Go through the data below and gather each line containing "have".
--- START Records ---
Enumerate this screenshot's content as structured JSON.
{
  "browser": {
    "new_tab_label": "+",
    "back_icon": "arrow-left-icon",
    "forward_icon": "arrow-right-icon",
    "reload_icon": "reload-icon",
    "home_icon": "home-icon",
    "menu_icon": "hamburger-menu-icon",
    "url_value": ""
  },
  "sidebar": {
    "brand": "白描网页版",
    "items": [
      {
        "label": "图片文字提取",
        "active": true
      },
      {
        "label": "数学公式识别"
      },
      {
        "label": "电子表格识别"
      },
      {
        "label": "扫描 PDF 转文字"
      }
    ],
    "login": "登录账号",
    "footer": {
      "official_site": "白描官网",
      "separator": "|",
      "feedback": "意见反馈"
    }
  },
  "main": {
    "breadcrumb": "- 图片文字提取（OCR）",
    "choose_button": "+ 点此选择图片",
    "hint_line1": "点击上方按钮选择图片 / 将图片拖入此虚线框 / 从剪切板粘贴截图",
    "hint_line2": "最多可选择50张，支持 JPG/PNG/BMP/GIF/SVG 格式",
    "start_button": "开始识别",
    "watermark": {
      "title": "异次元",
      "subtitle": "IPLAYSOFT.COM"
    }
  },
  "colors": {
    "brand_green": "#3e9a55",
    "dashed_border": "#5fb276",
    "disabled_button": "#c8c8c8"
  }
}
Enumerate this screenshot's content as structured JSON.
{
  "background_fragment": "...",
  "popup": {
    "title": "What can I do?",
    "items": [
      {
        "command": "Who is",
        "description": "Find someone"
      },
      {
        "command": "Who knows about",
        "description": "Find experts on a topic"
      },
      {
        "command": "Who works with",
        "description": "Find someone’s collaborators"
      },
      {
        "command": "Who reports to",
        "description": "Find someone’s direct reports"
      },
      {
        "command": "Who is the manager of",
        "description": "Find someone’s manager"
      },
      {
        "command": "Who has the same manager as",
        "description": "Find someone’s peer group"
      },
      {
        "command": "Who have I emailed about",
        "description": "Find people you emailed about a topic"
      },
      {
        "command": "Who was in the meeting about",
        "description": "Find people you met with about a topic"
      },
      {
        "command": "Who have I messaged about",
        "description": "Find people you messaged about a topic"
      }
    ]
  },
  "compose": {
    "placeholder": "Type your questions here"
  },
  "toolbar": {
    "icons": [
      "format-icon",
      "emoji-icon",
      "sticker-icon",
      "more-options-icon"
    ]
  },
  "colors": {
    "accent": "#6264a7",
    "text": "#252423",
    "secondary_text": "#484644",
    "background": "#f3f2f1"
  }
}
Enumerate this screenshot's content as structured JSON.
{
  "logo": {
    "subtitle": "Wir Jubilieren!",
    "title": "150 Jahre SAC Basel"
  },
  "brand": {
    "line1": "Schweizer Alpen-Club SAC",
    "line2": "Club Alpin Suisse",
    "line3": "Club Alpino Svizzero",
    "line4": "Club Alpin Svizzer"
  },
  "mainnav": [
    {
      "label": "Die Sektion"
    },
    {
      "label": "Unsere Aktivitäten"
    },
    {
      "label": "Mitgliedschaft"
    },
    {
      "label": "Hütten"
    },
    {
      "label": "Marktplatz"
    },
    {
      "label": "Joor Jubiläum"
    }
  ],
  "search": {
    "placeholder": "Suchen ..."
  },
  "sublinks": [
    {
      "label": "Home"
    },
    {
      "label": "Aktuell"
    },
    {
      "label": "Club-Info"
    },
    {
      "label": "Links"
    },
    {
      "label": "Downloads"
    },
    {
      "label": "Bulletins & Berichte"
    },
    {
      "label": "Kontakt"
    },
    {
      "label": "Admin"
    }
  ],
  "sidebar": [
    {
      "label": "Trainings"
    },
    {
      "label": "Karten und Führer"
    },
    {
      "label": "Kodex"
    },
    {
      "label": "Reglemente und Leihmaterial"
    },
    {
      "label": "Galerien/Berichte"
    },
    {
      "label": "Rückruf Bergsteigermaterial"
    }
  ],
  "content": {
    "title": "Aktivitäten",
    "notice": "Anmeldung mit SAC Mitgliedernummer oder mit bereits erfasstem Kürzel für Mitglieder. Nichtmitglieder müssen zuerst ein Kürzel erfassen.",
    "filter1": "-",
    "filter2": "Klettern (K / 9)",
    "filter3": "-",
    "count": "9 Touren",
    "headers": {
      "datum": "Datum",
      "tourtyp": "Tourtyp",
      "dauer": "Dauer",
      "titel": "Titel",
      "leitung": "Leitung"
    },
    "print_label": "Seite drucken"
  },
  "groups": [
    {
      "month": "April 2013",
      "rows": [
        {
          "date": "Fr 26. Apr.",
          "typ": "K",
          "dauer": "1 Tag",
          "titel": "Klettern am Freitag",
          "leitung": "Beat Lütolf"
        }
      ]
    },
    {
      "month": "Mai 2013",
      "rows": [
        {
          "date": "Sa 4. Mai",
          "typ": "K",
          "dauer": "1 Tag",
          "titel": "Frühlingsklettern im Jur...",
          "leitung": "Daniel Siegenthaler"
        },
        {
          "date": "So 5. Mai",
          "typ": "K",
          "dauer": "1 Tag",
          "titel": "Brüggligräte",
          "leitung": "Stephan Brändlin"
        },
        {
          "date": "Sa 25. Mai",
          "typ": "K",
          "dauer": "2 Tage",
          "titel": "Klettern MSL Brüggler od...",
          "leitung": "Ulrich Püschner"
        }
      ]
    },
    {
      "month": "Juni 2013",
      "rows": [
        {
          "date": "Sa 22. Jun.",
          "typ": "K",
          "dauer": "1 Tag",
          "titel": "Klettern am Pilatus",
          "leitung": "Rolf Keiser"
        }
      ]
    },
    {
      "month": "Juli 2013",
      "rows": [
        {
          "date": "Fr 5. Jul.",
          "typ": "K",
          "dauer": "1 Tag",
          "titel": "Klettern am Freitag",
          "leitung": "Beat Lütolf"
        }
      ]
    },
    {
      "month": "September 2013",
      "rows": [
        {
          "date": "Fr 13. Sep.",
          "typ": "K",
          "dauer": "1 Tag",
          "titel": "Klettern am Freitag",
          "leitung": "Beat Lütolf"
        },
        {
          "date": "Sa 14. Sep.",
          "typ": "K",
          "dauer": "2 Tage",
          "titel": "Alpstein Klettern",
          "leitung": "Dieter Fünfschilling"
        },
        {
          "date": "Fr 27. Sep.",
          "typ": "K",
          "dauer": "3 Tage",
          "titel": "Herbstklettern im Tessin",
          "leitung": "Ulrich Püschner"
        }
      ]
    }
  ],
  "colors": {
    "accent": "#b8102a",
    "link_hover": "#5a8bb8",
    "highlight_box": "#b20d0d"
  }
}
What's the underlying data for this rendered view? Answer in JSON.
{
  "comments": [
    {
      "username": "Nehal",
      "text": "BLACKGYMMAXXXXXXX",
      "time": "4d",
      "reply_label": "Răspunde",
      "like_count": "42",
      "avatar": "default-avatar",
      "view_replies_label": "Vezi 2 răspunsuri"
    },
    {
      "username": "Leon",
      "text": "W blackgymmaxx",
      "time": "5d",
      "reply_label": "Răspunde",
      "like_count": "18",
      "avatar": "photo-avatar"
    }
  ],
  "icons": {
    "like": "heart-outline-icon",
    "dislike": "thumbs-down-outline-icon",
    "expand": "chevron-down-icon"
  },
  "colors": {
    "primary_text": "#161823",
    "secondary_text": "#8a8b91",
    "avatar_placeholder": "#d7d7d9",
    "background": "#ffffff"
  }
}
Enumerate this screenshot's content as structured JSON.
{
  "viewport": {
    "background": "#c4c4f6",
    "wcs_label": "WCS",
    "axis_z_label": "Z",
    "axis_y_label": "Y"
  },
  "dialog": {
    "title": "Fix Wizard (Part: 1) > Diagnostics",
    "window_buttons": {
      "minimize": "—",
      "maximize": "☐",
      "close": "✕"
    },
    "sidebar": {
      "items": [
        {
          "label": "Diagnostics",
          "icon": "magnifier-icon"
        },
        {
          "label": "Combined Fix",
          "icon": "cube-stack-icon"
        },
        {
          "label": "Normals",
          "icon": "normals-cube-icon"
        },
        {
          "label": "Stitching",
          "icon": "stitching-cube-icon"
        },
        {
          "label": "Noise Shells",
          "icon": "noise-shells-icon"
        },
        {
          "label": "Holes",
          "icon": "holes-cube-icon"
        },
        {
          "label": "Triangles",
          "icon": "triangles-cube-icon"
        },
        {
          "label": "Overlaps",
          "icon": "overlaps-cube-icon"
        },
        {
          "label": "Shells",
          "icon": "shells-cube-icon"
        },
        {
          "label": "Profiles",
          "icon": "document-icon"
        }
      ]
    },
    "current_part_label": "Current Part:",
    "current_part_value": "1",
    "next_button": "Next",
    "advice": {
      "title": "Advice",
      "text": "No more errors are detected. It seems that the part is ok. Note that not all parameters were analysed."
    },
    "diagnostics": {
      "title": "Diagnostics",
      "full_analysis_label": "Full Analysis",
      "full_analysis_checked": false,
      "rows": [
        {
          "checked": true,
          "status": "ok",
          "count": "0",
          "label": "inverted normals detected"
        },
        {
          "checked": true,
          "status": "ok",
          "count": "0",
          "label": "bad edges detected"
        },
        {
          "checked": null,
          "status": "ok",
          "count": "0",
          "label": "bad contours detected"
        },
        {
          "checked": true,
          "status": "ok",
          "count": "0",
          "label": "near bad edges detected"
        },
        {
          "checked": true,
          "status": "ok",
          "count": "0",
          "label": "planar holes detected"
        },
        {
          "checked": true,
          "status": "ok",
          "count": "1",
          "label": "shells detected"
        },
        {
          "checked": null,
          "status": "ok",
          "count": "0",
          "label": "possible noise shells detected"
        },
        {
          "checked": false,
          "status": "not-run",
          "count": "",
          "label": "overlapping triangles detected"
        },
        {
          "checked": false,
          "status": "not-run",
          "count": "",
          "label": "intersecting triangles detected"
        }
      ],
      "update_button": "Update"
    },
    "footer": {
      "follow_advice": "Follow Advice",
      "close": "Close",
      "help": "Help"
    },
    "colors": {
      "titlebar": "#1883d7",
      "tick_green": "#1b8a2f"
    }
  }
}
--- END Records ---
### [Exercise output]
        "command": "Who have I emailed about",
        "command": "Who have I messaged about",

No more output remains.